▸ What is asked
Omit every picture and write out the rest of the records exactly.

▸ Data provided
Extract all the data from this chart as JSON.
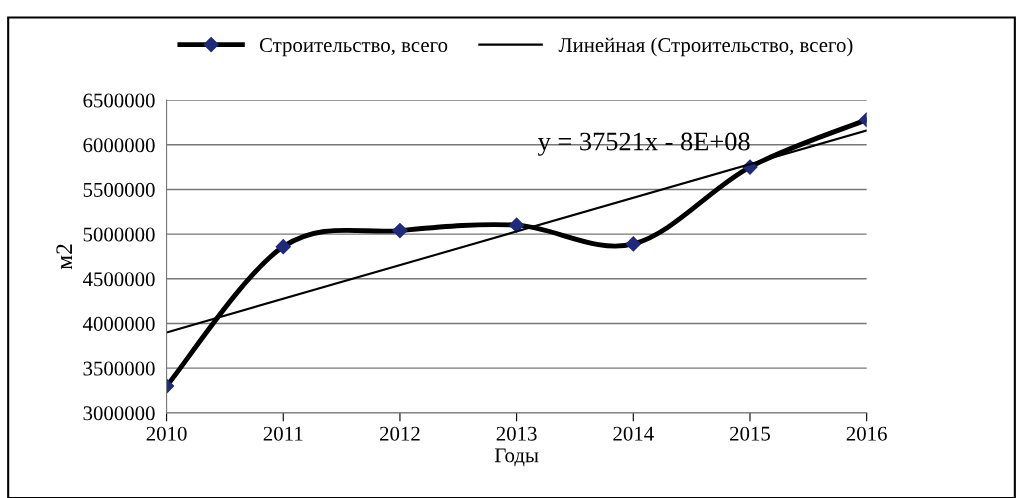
{
  "chart_data": {
    "type": "line",
    "xlabel": "Годы",
    "ylabel": "м2",
    "x": [
      2010,
      2011,
      2012,
      2013,
      2014,
      2015,
      2016
    ],
    "series": [
      {
        "name": "Строительство, всего",
        "color": "#000000",
        "marker": "diamond",
        "values": [
          3300000,
          4860000,
          5040000,
          5100000,
          4890000,
          5750000,
          6280000
        ]
      },
      {
        "name": "Линейная (Строительство, всего)",
        "color": "#000000",
        "marker": "none",
        "x": [
          2010,
          2016
        ],
        "values": [
          3900000,
          6160000
        ]
      }
    ],
    "annotations": [
      "y = 37521x - 8E+08"
    ],
    "xlim": [
      2010,
      2016
    ],
    "xticks": [
      2010,
      2011,
      2012,
      2013,
      2014,
      2015,
      2016
    ],
    "ylim": [
      3000000,
      6500000
    ],
    "yticks": [
      3000000,
      3500000,
      4000000,
      4500000,
      5000000,
      5500000,
      6000000,
      6500000
    ],
    "grid": "y",
    "legend": "top"
  }
}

▸ Answer to this task
Extract all the data from this chart as JSON.
{
  "chart_data": {
    "type": "line",
    "xlabel": "Годы",
    "ylabel": "м2",
    "x": [
      2010,
      2011,
      2012,
      2013,
      2014,
      2015,
      2016
    ],
    "series": [
      {
        "name": "Строительство, всего",
        "color": "#000000",
        "marker": "diamond",
        "values": [
          3300000,
          4860000,
          5040000,
          5100000,
          4890000,
          5750000,
          6280000
        ]
      },
      {
        "name": "Линейная (Строительство, всего)",
        "color": "#000000",
        "marker": "none",
        "x": [
          2010,
          2016
        ],
        "values": [
          3900000,
          6160000
        ]
      }
    ],
    "annotations": [
      "y = 37521x - 8E+08"
    ],
    "xlim": [
      2010,
      2016
    ],
    "xticks": [
      2010,
      2011,
      2012,
      2013,
      2014,
      2015,
      2016
    ],
    "ylim": [
      3000000,
      6500000
    ],
    "yticks": [
      3000000,
      3500000,
      4000000,
      4500000,
      5000000,
      5500000,
      6000000,
      6500000
    ],
    "grid": "y",
    "legend": "top"
  }
}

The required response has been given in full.